- _Given information_
--- start ---

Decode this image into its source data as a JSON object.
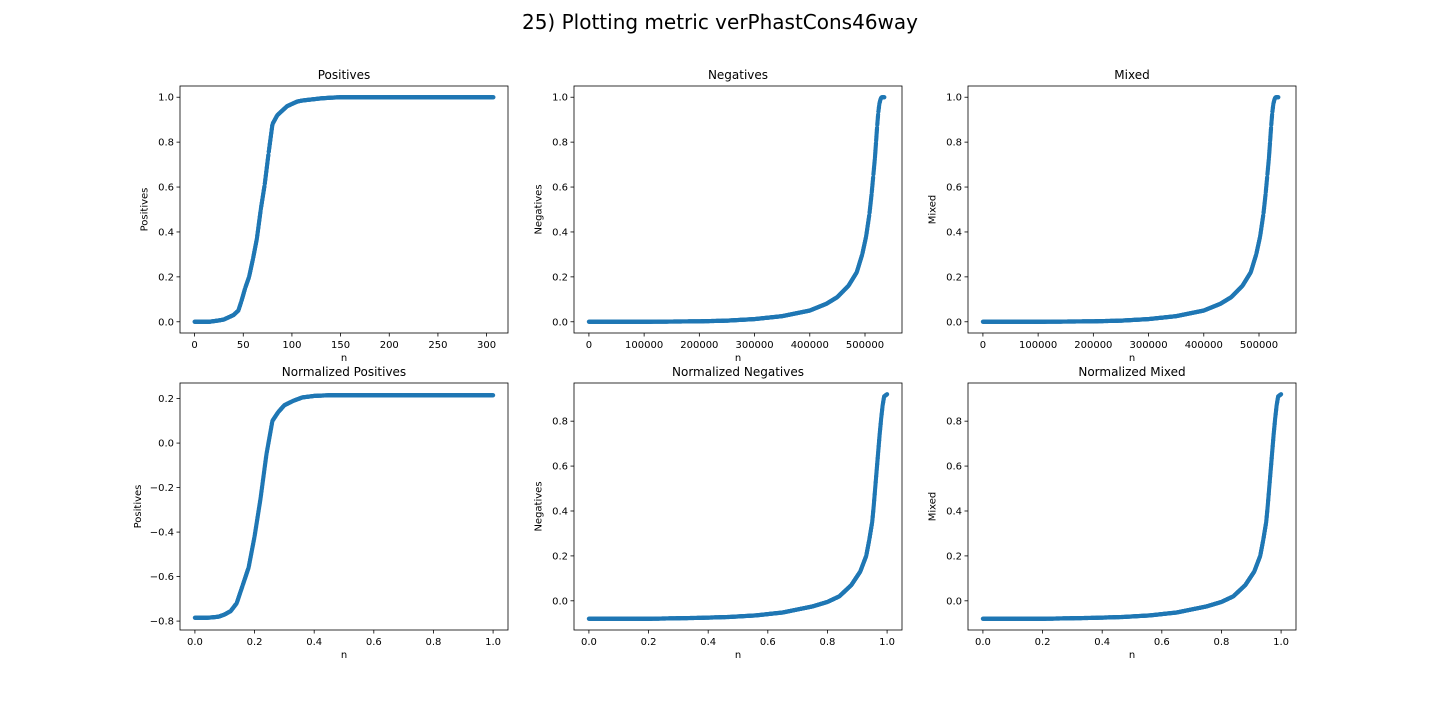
{
  "figure": {
    "suptitle": "25) Plotting metric verPhastCons46way",
    "marker_color": "#1f77b4"
  },
  "chart_data": [
    {
      "type": "scatter",
      "title": "Positives",
      "xlabel": "n",
      "ylabel": "Positives",
      "xlim": [
        -15,
        322
      ],
      "ylim": [
        -0.05,
        1.05
      ],
      "xticks": [
        0,
        50,
        100,
        150,
        200,
        250,
        300
      ],
      "xtick_labels": [
        "0",
        "50",
        "100",
        "150",
        "200",
        "250",
        "300"
      ],
      "yticks": [
        0.0,
        0.2,
        0.4,
        0.6,
        0.8,
        1.0
      ],
      "ytick_labels": [
        "0.0",
        "0.2",
        "0.4",
        "0.6",
        "0.8",
        "1.0"
      ],
      "grid": false,
      "x": [
        0,
        5,
        10,
        15,
        20,
        25,
        30,
        35,
        40,
        45,
        48,
        52,
        56,
        60,
        64,
        68,
        72,
        76,
        80,
        85,
        90,
        95,
        100,
        105,
        110,
        120,
        130,
        140,
        150,
        170,
        200,
        250,
        307
      ],
      "y": [
        0.0,
        0.0,
        0.0,
        0.0,
        0.003,
        0.006,
        0.01,
        0.02,
        0.03,
        0.05,
        0.09,
        0.15,
        0.2,
        0.28,
        0.37,
        0.5,
        0.61,
        0.75,
        0.88,
        0.92,
        0.94,
        0.96,
        0.97,
        0.98,
        0.985,
        0.99,
        0.995,
        0.998,
        1.0,
        1.0,
        1.0,
        1.0,
        1.0
      ]
    },
    {
      "type": "scatter",
      "title": "Negatives",
      "xlabel": "n",
      "ylabel": "Negatives",
      "xlim": [
        -27000,
        567000
      ],
      "ylim": [
        -0.05,
        1.05
      ],
      "xticks": [
        0,
        100000,
        200000,
        300000,
        400000,
        500000
      ],
      "xtick_labels": [
        "0",
        "100000",
        "200000",
        "300000",
        "400000",
        "500000"
      ],
      "yticks": [
        0.0,
        0.2,
        0.4,
        0.6,
        0.8,
        1.0
      ],
      "ytick_labels": [
        "0.0",
        "0.2",
        "0.4",
        "0.6",
        "0.8",
        "1.0"
      ],
      "grid": false,
      "x": [
        0,
        100000,
        200000,
        250000,
        300000,
        350000,
        400000,
        430000,
        450000,
        470000,
        485000,
        495000,
        502000,
        508000,
        512000,
        515000,
        518000,
        520000,
        522000,
        524000,
        526000,
        528000,
        530000,
        535000
      ],
      "y": [
        0.0,
        0.0,
        0.002,
        0.005,
        0.012,
        0.025,
        0.05,
        0.08,
        0.11,
        0.16,
        0.22,
        0.3,
        0.38,
        0.48,
        0.57,
        0.65,
        0.73,
        0.8,
        0.87,
        0.93,
        0.97,
        0.99,
        1.0,
        1.0
      ]
    },
    {
      "type": "scatter",
      "title": "Mixed",
      "xlabel": "n",
      "ylabel": "Mixed",
      "xlim": [
        -27000,
        567000
      ],
      "ylim": [
        -0.05,
        1.05
      ],
      "xticks": [
        0,
        100000,
        200000,
        300000,
        400000,
        500000
      ],
      "xtick_labels": [
        "0",
        "100000",
        "200000",
        "300000",
        "400000",
        "500000"
      ],
      "yticks": [
        0.0,
        0.2,
        0.4,
        0.6,
        0.8,
        1.0
      ],
      "ytick_labels": [
        "0.0",
        "0.2",
        "0.4",
        "0.6",
        "0.8",
        "1.0"
      ],
      "grid": false,
      "x": [
        0,
        100000,
        200000,
        250000,
        300000,
        350000,
        400000,
        430000,
        450000,
        470000,
        485000,
        495000,
        502000,
        508000,
        512000,
        515000,
        518000,
        520000,
        522000,
        524000,
        526000,
        528000,
        530000,
        535000
      ],
      "y": [
        0.0,
        0.0,
        0.002,
        0.005,
        0.012,
        0.025,
        0.05,
        0.08,
        0.11,
        0.16,
        0.22,
        0.3,
        0.38,
        0.48,
        0.57,
        0.65,
        0.73,
        0.8,
        0.87,
        0.93,
        0.97,
        0.99,
        1.0,
        1.0
      ]
    },
    {
      "type": "scatter",
      "title": "Normalized Positives",
      "xlabel": "n",
      "ylabel": "Positives",
      "xlim": [
        -0.05,
        1.05
      ],
      "ylim": [
        -0.84,
        0.27
      ],
      "xticks": [
        0.0,
        0.2,
        0.4,
        0.6,
        0.8,
        1.0
      ],
      "xtick_labels": [
        "0.0",
        "0.2",
        "0.4",
        "0.6",
        "0.8",
        "1.0"
      ],
      "yticks": [
        -0.8,
        -0.6,
        -0.4,
        -0.2,
        0.0,
        0.2
      ],
      "ytick_labels": [
        "−0.8",
        "−0.6",
        "−0.4",
        "−0.2",
        "0.0",
        "0.2"
      ],
      "grid": false,
      "x": [
        0.0,
        0.02,
        0.04,
        0.06,
        0.08,
        0.1,
        0.12,
        0.14,
        0.16,
        0.18,
        0.2,
        0.22,
        0.24,
        0.26,
        0.28,
        0.3,
        0.33,
        0.36,
        0.4,
        0.45,
        0.5,
        0.6,
        0.7,
        0.8,
        0.9,
        1.0
      ],
      "y": [
        -0.785,
        -0.785,
        -0.785,
        -0.783,
        -0.78,
        -0.77,
        -0.755,
        -0.72,
        -0.64,
        -0.56,
        -0.42,
        -0.25,
        -0.05,
        0.1,
        0.14,
        0.17,
        0.19,
        0.205,
        0.212,
        0.215,
        0.215,
        0.215,
        0.215,
        0.215,
        0.215,
        0.215
      ]
    },
    {
      "type": "scatter",
      "title": "Normalized Negatives",
      "xlabel": "n",
      "ylabel": "Negatives",
      "xlim": [
        -0.05,
        1.05
      ],
      "ylim": [
        -0.13,
        0.97
      ],
      "xticks": [
        0.0,
        0.2,
        0.4,
        0.6,
        0.8,
        1.0
      ],
      "xtick_labels": [
        "0.0",
        "0.2",
        "0.4",
        "0.6",
        "0.8",
        "1.0"
      ],
      "yticks": [
        0.0,
        0.2,
        0.4,
        0.6,
        0.8
      ],
      "ytick_labels": [
        "0.0",
        "0.2",
        "0.4",
        "0.6",
        "0.8"
      ],
      "grid": false,
      "x": [
        0.0,
        0.2,
        0.37,
        0.47,
        0.56,
        0.65,
        0.75,
        0.8,
        0.84,
        0.88,
        0.91,
        0.93,
        0.94,
        0.95,
        0.955,
        0.96,
        0.965,
        0.97,
        0.975,
        0.98,
        0.985,
        0.99,
        1.0
      ],
      "y": [
        -0.08,
        -0.08,
        -0.076,
        -0.072,
        -0.065,
        -0.052,
        -0.025,
        -0.005,
        0.02,
        0.07,
        0.13,
        0.2,
        0.27,
        0.35,
        0.42,
        0.5,
        0.58,
        0.66,
        0.74,
        0.81,
        0.87,
        0.91,
        0.92
      ]
    },
    {
      "type": "scatter",
      "title": "Normalized Mixed",
      "xlabel": "n",
      "ylabel": "Mixed",
      "xlim": [
        -0.05,
        1.05
      ],
      "ylim": [
        -0.13,
        0.97
      ],
      "xticks": [
        0.0,
        0.2,
        0.4,
        0.6,
        0.8,
        1.0
      ],
      "xtick_labels": [
        "0.0",
        "0.2",
        "0.4",
        "0.6",
        "0.8",
        "1.0"
      ],
      "yticks": [
        0.0,
        0.2,
        0.4,
        0.6,
        0.8
      ],
      "ytick_labels": [
        "0.0",
        "0.2",
        "0.4",
        "0.6",
        "0.8"
      ],
      "grid": false,
      "x": [
        0.0,
        0.2,
        0.37,
        0.47,
        0.56,
        0.65,
        0.75,
        0.8,
        0.84,
        0.88,
        0.91,
        0.93,
        0.94,
        0.95,
        0.955,
        0.96,
        0.965,
        0.97,
        0.975,
        0.98,
        0.985,
        0.99,
        1.0
      ],
      "y": [
        -0.08,
        -0.08,
        -0.076,
        -0.072,
        -0.065,
        -0.052,
        -0.025,
        -0.005,
        0.02,
        0.07,
        0.13,
        0.2,
        0.27,
        0.35,
        0.42,
        0.5,
        0.58,
        0.66,
        0.74,
        0.81,
        0.87,
        0.91,
        0.92
      ]
    }
  ]
}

--- end ---

- _Exercise objective_
Find the word "Mixed" in the data and copy out each line where it turns up.

- _Solution_
      "title": "Mixed",
      "ylabel": "Mixed",
      "title": "Normalized Mixed",
      "ylabel": "Mixed",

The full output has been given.